→ **Aim**:
Reproduce all of the data exactly.

------------------------------------------------------------------------

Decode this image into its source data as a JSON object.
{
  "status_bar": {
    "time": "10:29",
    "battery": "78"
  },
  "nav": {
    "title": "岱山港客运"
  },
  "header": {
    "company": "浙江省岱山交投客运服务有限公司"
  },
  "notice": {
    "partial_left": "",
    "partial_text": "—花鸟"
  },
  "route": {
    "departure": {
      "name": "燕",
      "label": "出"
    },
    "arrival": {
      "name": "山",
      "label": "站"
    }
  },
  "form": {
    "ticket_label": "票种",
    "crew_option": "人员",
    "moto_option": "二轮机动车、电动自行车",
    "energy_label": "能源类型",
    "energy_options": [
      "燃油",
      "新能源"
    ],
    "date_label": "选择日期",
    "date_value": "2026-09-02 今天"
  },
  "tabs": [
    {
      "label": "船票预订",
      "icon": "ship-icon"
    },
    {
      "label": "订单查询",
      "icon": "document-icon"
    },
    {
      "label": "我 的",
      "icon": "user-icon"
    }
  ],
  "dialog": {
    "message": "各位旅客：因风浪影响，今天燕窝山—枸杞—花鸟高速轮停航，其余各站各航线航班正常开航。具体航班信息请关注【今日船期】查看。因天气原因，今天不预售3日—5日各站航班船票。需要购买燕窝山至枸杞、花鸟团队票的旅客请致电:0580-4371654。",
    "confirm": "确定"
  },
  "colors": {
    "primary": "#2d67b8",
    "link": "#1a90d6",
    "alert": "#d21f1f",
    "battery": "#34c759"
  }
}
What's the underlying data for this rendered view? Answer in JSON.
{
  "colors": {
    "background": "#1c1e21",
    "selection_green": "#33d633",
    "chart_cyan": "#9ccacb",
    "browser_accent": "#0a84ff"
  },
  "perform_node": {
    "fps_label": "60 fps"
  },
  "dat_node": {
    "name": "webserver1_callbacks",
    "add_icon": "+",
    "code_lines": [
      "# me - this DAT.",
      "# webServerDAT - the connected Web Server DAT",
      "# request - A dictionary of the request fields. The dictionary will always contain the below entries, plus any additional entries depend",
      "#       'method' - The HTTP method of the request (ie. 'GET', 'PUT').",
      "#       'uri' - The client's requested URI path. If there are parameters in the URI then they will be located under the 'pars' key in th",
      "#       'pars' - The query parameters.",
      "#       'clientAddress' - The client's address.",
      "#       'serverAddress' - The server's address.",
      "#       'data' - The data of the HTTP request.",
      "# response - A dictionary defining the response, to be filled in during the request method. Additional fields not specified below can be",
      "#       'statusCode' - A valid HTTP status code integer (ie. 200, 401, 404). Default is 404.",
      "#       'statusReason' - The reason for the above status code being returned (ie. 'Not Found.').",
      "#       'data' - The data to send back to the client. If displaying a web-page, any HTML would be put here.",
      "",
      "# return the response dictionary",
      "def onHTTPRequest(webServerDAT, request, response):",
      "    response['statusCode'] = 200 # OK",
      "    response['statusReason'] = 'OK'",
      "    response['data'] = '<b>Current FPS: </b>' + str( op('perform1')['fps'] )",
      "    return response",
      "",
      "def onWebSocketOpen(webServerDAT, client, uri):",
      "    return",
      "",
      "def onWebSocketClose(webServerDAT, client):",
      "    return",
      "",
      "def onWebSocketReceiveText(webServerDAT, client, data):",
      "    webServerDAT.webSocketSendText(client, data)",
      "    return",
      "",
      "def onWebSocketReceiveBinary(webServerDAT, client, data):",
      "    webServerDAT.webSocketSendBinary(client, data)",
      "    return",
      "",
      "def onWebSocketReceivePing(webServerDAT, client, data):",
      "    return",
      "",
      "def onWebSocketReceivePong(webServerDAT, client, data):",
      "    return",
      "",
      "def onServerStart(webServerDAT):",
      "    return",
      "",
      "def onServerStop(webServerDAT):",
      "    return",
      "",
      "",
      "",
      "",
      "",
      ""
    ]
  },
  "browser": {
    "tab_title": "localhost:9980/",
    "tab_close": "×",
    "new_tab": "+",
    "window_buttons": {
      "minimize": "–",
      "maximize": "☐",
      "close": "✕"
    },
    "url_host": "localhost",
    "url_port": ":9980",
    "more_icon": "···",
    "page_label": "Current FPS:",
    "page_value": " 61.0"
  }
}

------------------------------------------------------------------------

→ **Task answer**:
Decode this image into its source data as a JSON object.
{
  "status_bar": {
    "time": "10:29",
    "battery": "78"
  },
  "nav": {
    "title": "岱山港客运"
  },
  "header": {
    "company": "浙江省岱山交投客运服务有限公司"
  },
  "notice": {
    "partial_left": "",
    "partial_text": "—花鸟"
  },
  "route": {
    "departure": {
      "name": "燕",
      "label": "出"
    },
    "arrival": {
      "name": "山",
      "label": "站"
    }
  },
  "form": {
    "ticket_label": "票种",
    "crew_option": "人员",
    "moto_option": "二轮机动车、电动自行车",
    "energy_label": "能源类型",
    "energy_options": [
      "燃油",
      "新能源"
    ],
    "date_label": "选择日期",
    "date_value": "2026-09-02 今天"
  },
  "tabs": [
    {
      "label": "船票预订",
      "icon": "ship-icon"
    },
    {
      "label": "订单查询",
      "icon": "document-icon"
    },
    {
      "label": "我 的",
      "icon": "user-icon"
    }
  ],
  "dialog": {
    "message": "各位旅客：因风浪影响，今天燕窝山—枸杞—花鸟高速轮停航，其余各站各航线航班正常开航。具体航班信息请关注【今日船期】查看。因天气原因，今天不预售3日—5日各站航班船票。需要购买燕窝山至枸杞、花鸟团队票的旅客请致电:0580-4371654。",
    "confirm": "确定"
  },
  "colors": {
    "primary": "#2d67b8",
    "link": "#1a90d6",
    "alert": "#d21f1f",
    "battery": "#34c759"
  }
}
What's the underlying data for this rendered view? Answer in JSON.
{
  "colors": {
    "background": "#1c1e21",
    "selection_green": "#33d633",
    "chart_cyan": "#9ccacb",
    "browser_accent": "#0a84ff"
  },
  "perform_node": {
    "fps_label": "60 fps"
  },
  "dat_node": {
    "name": "webserver1_callbacks",
    "add_icon": "+",
    "code_lines": [
      "# me - this DAT.",
      "# webServerDAT - the connected Web Server DAT",
      "# request - A dictionary of the request fields. The dictionary will always contain the below entries, plus any additional entries depend",
      "#       'method' - The HTTP method of the request (ie. 'GET', 'PUT').",
      "#       'uri' - The client's requested URI path. If there are parameters in the URI then they will be located under the 'pars' key in th",
      "#       'pars' - The query parameters.",
      "#       'clientAddress' - The client's address.",
      "#       'serverAddress' - The server's address.",
      "#       'data' - The data of the HTTP request.",
      "# response - A dictionary defining the response, to be filled in during the request method. Additional fields not specified below can be",
      "#       'statusCode' - A valid HTTP status code integer (ie. 200, 401, 404). Default is 404.",
      "#       'statusReason' - The reason for the above status code being returned (ie. 'Not Found.').",
      "#       'data' - The data to send back to the client. If displaying a web-page, any HTML would be put here.",
      "",
      "# return the response dictionary",
      "def onHTTPRequest(webServerDAT, request, response):",
      "    response['statusCode'] = 200 # OK",
      "    response['statusReason'] = 'OK'",
      "    response['data'] = '<b>Current FPS: </b>' + str( op('perform1')['fps'] )",
      "    return response",
      "",
      "def onWebSocketOpen(webServerDAT, client, uri):",
      "    return",
      "",
      "def onWebSocketClose(webServerDAT, client):",
      "    return",
      "",
      "def onWebSocketReceiveText(webServerDAT, client, data):",
      "    webServerDAT.webSocketSendText(client, data)",
      "    return",
      "",
      "def onWebSocketReceiveBinary(webServerDAT, client, data):",
      "    webServerDAT.webSocketSendBinary(client, data)",
      "    return",
      "",
      "def onWebSocketReceivePing(webServerDAT, client, data):",
      "    return",
      "",
      "def onWebSocketReceivePong(webServerDAT, client, data):",
      "    return",
      "",
      "def onServerStart(webServerDAT):",
      "    return",
      "",
      "def onServerStop(webServerDAT):",
      "    return",
      "",
      "",
      "",
      "",
      "",
      ""
    ]
  },
  "browser": {
    "tab_title": "localhost:9980/",
    "tab_close": "×",
    "new_tab": "+",
    "window_buttons": {
      "minimize": "–",
      "maximize": "☐",
      "close": "✕"
    },
    "url_host": "localhost",
    "url_port": ":9980",
    "more_icon": "···",
    "page_label": "Current FPS:",
    "page_value": " 61.0"
  }
}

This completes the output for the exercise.